╭──

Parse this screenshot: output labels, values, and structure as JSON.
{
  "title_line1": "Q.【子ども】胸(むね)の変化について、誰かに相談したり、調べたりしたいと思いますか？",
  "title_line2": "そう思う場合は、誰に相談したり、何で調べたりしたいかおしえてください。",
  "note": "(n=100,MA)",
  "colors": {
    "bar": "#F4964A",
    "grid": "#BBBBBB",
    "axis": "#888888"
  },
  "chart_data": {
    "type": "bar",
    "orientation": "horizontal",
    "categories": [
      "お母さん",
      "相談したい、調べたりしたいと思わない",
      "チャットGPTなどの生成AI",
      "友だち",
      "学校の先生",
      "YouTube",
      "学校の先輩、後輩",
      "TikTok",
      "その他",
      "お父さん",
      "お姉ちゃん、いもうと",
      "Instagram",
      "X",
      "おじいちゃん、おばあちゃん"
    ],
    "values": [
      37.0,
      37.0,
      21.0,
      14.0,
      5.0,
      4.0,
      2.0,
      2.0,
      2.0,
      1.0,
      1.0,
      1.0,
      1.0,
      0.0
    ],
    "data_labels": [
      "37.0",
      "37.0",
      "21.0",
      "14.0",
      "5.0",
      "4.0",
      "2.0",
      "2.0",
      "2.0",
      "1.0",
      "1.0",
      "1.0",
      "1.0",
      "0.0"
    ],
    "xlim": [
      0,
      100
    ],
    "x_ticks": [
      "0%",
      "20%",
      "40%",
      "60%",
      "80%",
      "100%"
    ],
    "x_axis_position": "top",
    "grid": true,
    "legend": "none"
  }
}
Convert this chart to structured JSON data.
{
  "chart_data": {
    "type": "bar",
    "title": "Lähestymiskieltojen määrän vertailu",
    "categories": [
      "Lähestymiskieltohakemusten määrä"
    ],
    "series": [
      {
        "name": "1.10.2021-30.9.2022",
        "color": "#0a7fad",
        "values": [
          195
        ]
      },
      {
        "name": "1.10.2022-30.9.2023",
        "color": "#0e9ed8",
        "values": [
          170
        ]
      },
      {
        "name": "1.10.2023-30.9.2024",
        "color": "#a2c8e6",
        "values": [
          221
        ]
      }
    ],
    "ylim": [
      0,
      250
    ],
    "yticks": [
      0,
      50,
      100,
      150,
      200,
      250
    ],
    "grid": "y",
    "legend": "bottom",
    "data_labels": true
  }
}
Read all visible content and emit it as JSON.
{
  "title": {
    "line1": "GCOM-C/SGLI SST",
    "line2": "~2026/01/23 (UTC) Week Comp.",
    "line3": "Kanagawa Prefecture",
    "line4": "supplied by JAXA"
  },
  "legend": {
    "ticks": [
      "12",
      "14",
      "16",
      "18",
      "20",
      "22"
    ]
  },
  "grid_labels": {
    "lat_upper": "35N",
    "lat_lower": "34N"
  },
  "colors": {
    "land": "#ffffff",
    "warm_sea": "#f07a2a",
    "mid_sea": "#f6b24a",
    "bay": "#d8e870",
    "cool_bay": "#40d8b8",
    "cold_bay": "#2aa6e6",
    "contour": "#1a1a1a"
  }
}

╰──

_GIVEN EXERCISE_
Each line containing "this" counts once; state the total number of such lines and nothing else.

_OUTPUT OF THE TASK_
2